> Task objective
Go through the entries below and retype them exactly, omitting each picture.
+++ Records to use +++
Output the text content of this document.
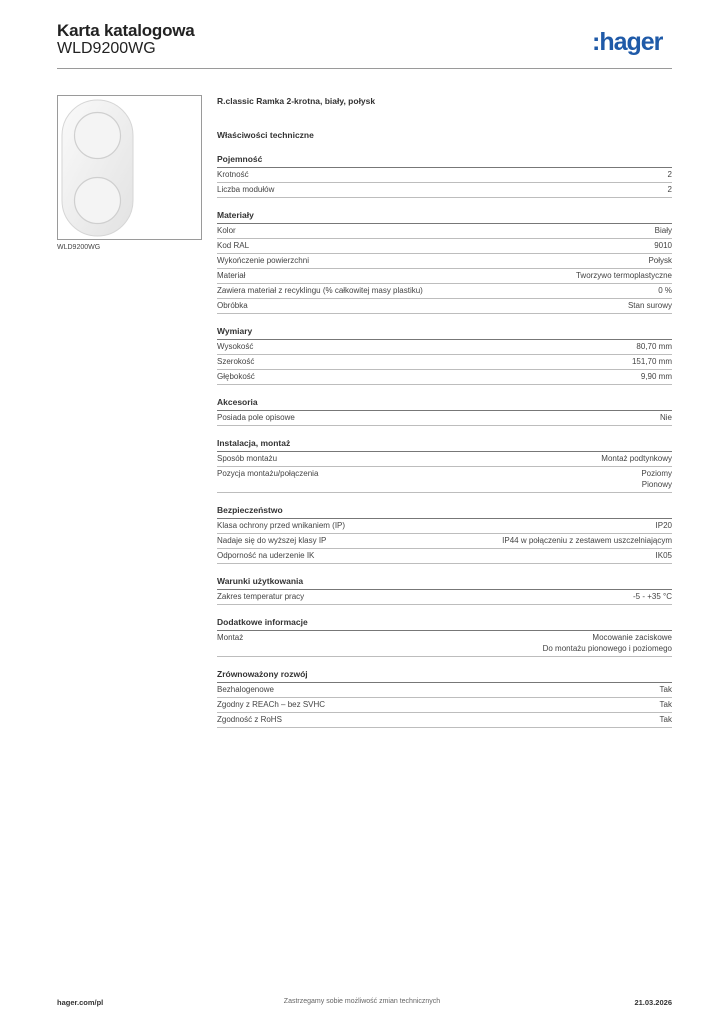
Karta katalogowa
WLD9200WG	:hager
WLD9200WG
R.classic Ramka 2-krotna, biały, połysk
Właściwości techniczne
Pojemność
Krotność	2
Liczba modułów	2
Materiały
Kolor	Biały
Kod RAL	9010
Wykończenie powierzchni	Połysk
Materiał	Tworzywo termoplastyczne
Zawiera materiał z recyklingu (% całkowitej masy plastiku)	0 %
Obróbka	Stan surowy
Wymiary
Wysokość	80,70 mm
Szerokość	151,70 mm
Głębokość	9,90 mm
Akcesoria
Posiada pole opisowe	Nie
Instalacja, montaż
Sposób montażu	Montaż podtynkowy
Pozycja montażu/połączenia	Poziomy
Pionowy
Bezpieczeństwo
Klasa ochrony przed wnikaniem (IP)	IP20
Nadaje się do wyższej klasy IP	IP44 w połączeniu z zestawem uszczelniającym
Odporność na uderzenie IK	IK05
Warunki użytkowania
Zakres temperatur pracy	-5 - +35 °C
Dodatkowe informacje
Montaż	Mocowanie zaciskowe
Do montażu pionowego i poziomego
Zrównoważony rozwój
Bezhalogenowe	Tak
Zgodny z REACh – bez SVHC	Tak
Zgodność z RoHS	Tak
hager.com/pl	Zastrzegamy sobie możliwość zmian technicznych	21.03.2026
+++
> Exercise output
Output the text content of this document.
Karta katalogowa
WLD9200WG	:hager
WLD9200WG
R.classic Ramka 2-krotna, biały, połysk
Właściwości techniczne
Pojemność
Krotność	2
Liczba modułów	2
Materiały
Kolor	Biały
Kod RAL	9010
Wykończenie powierzchni	Połysk
Materiał	Tworzywo termoplastyczne
Zawiera materiał z recyklingu (% całkowitej masy plastiku)	0 %
Obróbka	Stan surowy
Wymiary
Wysokość	80,70 mm
Szerokość	151,70 mm
Głębokość	9,90 mm
Akcesoria
Posiada pole opisowe	Nie
Instalacja, montaż
Sposób montażu	Montaż podtynkowy
Pozycja montażu/połączenia	Poziomy
Pionowy
Bezpieczeństwo
Klasa ochrony przed wnikaniem (IP)	IP20
Nadaje się do wyższej klasy IP	IP44 w połączeniu z zestawem uszczelniającym
Odporność na uderzenie IK	IK05
Warunki użytkowania
Zakres temperatur pracy	-5 - +35 °C
Dodatkowe informacje
Montaż	Mocowanie zaciskowe
Do montażu pionowego i poziomego
Zrównoważony rozwój
Bezhalogenowe	Tak
Zgodny z REACh – bez SVHC	Tak
Zgodność z RoHS	Tak
hager.com/pl	Zastrzegamy sobie możliwość zmian technicznych	21.03.2026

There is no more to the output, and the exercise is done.